## Problem description
Please copy every line of the records below that holds the word "COVID".

## Supplied material
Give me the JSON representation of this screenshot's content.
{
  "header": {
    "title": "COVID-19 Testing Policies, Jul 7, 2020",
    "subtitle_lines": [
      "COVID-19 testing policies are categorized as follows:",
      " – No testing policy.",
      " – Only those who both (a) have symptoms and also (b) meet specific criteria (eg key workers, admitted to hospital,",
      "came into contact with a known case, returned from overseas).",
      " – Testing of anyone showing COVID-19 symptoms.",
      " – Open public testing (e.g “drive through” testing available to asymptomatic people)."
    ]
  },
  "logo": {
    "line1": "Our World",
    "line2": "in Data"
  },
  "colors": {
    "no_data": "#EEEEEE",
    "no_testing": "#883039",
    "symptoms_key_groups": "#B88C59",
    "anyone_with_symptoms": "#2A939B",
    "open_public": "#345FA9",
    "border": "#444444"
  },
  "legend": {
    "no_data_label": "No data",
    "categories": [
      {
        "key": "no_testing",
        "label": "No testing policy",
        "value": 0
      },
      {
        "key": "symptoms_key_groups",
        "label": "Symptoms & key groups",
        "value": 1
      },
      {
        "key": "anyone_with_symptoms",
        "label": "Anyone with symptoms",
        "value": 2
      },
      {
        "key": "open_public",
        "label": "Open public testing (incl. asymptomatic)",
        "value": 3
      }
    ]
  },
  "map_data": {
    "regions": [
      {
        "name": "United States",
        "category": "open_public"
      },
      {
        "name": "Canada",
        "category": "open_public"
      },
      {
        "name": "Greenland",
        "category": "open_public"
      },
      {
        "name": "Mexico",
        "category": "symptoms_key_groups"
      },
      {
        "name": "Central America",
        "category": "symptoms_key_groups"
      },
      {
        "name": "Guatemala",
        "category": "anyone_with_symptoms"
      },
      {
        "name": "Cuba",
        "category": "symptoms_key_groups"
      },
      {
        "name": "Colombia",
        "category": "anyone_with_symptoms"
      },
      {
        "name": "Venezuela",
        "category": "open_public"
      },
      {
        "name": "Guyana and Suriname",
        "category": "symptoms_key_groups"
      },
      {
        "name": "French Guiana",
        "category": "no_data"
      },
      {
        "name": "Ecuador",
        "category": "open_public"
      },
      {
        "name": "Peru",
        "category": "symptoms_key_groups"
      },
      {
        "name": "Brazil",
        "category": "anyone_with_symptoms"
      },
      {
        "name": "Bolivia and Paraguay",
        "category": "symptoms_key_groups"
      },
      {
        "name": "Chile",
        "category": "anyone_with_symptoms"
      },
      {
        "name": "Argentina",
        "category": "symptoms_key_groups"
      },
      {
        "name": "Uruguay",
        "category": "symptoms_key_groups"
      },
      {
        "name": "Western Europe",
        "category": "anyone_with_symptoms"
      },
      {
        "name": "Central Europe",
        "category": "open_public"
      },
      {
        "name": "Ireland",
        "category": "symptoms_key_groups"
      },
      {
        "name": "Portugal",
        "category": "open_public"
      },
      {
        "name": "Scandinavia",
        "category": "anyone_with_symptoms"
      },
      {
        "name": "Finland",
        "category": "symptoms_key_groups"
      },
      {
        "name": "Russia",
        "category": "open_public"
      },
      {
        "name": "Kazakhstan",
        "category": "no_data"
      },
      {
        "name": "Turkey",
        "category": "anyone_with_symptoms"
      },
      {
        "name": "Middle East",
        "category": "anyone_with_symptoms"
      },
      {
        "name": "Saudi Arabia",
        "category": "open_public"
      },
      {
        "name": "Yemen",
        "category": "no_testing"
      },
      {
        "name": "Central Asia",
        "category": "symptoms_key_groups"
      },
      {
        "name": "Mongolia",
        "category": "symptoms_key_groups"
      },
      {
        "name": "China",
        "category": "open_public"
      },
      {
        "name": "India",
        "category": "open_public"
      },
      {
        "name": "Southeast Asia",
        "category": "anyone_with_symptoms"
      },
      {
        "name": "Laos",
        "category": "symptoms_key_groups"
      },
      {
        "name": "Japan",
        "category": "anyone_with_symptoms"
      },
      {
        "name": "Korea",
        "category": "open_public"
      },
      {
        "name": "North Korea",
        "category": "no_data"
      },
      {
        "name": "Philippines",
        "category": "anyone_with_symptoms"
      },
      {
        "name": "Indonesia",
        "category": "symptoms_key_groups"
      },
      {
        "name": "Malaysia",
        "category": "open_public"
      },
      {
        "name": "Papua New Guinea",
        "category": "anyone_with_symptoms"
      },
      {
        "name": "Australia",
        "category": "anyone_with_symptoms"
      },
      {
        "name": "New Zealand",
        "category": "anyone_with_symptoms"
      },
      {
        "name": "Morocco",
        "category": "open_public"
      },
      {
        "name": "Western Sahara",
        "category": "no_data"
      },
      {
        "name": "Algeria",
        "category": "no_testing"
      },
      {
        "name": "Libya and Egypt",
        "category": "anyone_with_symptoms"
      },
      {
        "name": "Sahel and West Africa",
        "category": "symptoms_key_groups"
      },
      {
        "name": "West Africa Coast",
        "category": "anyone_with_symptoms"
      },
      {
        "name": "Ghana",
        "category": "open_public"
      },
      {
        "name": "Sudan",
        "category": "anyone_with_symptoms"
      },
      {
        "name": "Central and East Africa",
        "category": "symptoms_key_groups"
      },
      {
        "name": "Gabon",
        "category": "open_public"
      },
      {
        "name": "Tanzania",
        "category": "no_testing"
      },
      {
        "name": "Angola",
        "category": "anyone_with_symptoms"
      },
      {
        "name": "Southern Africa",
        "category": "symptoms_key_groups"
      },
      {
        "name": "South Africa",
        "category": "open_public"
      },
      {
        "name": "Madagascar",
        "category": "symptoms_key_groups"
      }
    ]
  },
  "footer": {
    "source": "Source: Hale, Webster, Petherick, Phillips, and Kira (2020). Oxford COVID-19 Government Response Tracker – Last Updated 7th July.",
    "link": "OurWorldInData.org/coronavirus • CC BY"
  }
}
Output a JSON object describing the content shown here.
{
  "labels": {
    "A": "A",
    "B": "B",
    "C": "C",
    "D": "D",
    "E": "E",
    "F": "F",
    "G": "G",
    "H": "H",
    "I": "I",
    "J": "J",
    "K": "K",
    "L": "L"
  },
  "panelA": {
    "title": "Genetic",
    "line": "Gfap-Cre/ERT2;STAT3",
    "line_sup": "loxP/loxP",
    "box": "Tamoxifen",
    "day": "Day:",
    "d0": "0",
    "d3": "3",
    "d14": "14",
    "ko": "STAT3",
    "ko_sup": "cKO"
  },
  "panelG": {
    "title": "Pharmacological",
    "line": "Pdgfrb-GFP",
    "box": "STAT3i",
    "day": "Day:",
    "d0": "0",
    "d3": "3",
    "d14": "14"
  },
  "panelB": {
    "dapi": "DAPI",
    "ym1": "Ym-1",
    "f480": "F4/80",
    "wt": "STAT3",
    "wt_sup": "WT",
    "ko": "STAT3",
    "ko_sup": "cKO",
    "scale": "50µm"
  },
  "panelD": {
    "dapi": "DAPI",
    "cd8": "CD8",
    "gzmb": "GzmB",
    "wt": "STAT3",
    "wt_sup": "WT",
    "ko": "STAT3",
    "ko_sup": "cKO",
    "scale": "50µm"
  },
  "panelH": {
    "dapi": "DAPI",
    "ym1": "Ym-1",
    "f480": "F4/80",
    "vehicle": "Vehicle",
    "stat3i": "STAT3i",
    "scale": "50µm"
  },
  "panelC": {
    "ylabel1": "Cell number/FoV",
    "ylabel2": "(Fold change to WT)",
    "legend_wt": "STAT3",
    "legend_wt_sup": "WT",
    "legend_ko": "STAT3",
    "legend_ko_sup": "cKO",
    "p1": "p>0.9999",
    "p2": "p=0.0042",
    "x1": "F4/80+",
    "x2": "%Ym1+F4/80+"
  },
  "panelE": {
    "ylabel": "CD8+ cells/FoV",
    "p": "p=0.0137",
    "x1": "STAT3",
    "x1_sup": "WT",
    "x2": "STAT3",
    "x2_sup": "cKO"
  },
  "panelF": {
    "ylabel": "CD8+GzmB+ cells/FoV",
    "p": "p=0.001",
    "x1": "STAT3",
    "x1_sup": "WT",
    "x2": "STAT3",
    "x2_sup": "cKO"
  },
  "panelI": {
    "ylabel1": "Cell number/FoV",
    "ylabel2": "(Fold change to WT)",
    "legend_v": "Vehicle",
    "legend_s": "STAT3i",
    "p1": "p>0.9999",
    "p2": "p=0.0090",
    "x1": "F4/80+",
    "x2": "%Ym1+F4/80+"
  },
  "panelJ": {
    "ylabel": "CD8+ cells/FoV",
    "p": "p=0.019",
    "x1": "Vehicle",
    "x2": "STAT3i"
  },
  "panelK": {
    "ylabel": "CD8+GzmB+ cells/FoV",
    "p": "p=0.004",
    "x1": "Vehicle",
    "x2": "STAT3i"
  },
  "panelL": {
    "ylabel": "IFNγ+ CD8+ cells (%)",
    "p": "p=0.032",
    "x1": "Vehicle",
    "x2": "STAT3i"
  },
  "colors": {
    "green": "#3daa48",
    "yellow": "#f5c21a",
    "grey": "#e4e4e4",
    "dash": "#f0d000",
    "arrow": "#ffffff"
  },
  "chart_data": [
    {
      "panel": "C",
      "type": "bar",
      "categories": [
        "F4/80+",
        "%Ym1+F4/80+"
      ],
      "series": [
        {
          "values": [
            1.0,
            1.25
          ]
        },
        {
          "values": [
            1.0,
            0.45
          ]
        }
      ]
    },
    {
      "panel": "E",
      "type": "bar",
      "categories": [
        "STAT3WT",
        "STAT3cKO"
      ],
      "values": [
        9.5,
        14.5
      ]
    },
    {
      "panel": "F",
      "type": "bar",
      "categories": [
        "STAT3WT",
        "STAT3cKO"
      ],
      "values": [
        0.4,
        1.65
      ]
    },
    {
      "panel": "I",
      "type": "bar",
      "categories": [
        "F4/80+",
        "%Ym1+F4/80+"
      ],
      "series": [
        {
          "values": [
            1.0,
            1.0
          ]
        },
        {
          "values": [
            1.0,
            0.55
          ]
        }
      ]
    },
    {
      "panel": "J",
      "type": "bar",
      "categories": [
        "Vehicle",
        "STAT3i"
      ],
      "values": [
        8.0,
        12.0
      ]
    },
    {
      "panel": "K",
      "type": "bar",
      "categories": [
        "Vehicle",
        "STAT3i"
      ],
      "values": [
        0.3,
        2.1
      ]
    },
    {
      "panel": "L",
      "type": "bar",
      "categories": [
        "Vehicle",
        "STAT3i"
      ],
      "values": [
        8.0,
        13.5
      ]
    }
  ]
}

## Final answer
    "title": "COVID-19 Testing Policies, Jul 7, 2020",
      "COVID-19 testing policies are categorized as follows:",
      " – Testing of anyone showing COVID-19 symptoms.",
    "source": "Source: Hale, Webster, Petherick, Phillips, and Kira (2020). Oxford COVID-19 Government Response Tracker – Last Updated 7th July.",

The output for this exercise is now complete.